Each line of the data that includes the string "年以上质量检测工作经历的工程类专业中级及以上技术职称人员不少于" is to be copied out.

** Start of Records to use **

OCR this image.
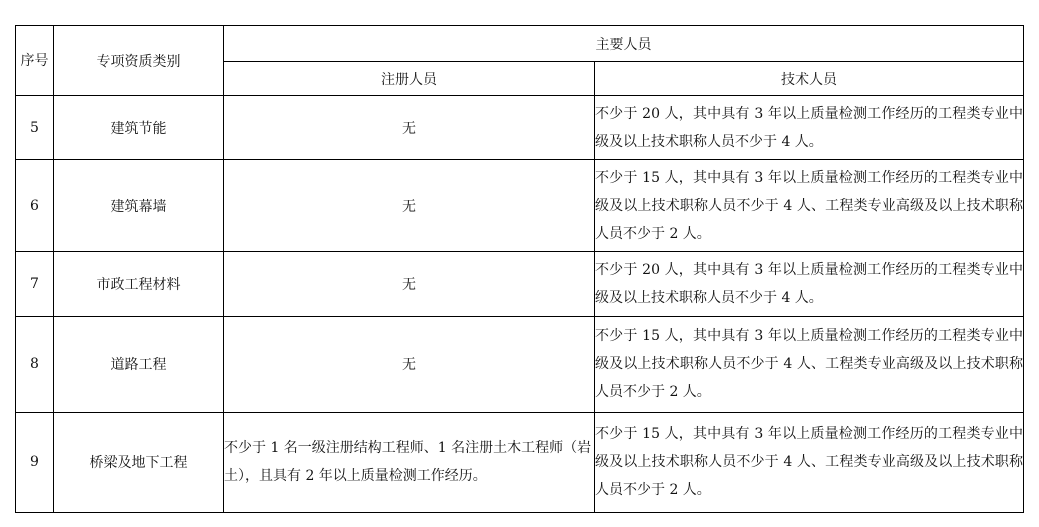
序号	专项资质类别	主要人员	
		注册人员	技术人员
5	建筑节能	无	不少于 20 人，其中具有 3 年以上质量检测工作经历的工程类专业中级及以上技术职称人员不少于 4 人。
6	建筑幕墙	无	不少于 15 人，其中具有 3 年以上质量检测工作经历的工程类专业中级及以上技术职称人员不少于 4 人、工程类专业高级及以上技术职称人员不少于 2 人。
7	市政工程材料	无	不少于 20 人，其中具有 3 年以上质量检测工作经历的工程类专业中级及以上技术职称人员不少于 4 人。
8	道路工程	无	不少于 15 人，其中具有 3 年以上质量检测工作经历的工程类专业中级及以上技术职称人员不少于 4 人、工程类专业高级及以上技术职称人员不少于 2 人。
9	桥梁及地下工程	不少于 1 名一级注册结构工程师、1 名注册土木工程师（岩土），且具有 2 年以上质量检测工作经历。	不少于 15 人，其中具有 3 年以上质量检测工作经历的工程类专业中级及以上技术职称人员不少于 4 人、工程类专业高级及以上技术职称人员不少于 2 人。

** End of Records to use **
** Start of Records to use **

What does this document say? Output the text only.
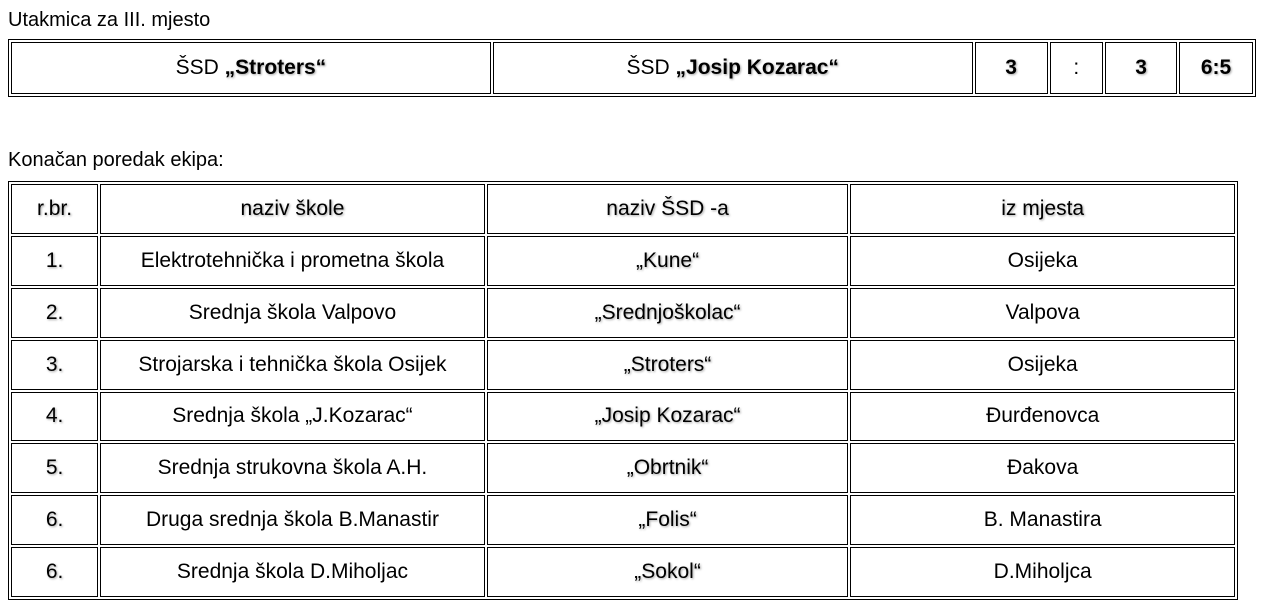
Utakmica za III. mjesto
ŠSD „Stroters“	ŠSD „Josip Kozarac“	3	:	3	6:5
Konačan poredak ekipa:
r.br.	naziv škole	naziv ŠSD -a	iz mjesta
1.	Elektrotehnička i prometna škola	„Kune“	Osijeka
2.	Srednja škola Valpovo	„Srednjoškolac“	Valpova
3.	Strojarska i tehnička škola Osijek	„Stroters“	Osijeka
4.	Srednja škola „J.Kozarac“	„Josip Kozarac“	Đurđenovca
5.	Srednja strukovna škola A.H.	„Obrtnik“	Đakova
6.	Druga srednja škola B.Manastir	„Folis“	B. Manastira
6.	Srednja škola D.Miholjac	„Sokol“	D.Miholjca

** End of Records to use **
** Start of Records to use **

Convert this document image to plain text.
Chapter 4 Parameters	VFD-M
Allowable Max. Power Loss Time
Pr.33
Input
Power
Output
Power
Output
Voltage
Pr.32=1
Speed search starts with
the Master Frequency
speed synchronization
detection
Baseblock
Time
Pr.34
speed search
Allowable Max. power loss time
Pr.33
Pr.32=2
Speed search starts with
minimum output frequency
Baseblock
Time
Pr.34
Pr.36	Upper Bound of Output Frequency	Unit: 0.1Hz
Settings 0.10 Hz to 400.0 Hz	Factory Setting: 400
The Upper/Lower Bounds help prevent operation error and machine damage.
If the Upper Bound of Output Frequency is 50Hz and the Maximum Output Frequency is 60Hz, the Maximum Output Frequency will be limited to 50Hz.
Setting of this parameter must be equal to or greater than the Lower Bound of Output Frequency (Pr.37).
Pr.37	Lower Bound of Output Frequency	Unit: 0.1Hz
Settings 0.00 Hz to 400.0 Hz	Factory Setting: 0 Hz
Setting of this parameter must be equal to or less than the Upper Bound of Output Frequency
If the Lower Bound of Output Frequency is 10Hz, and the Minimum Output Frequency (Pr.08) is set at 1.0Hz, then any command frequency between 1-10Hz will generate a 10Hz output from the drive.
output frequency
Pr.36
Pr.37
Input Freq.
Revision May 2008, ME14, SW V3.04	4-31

** End of Records to use **

(Result for this exercise)
5	建筑节能	无	不少于 20 人，其中具有 3 年以上质量检测工作经历的工程类专业中级及以上技术职称人员不少于 4 人。
6	建筑幕墙	无	不少于 15 人，其中具有 3 年以上质量检测工作经历的工程类专业中级及以上技术职称人员不少于 4 人、工程类专业高级及以上技术职称人员不少于 2 人。
7	市政工程材料	无	不少于 20 人，其中具有 3 年以上质量检测工作经历的工程类专业中级及以上技术职称人员不少于 4 人。
8	道路工程	无	不少于 15 人，其中具有 3 年以上质量检测工作经历的工程类专业中级及以上技术职称人员不少于 4 人、工程类专业高级及以上技术职称人员不少于 2 人。
9	桥梁及地下工程	不少于 1 名一级注册结构工程师、1 名注册土木工程师（岩土），且具有 2 年以上质量检测工作经历。	不少于 15 人，其中具有 3 年以上质量检测工作经历的工程类专业中级及以上技术职称人员不少于 4 人、工程类专业高级及以上技术职称人员不少于 2 人。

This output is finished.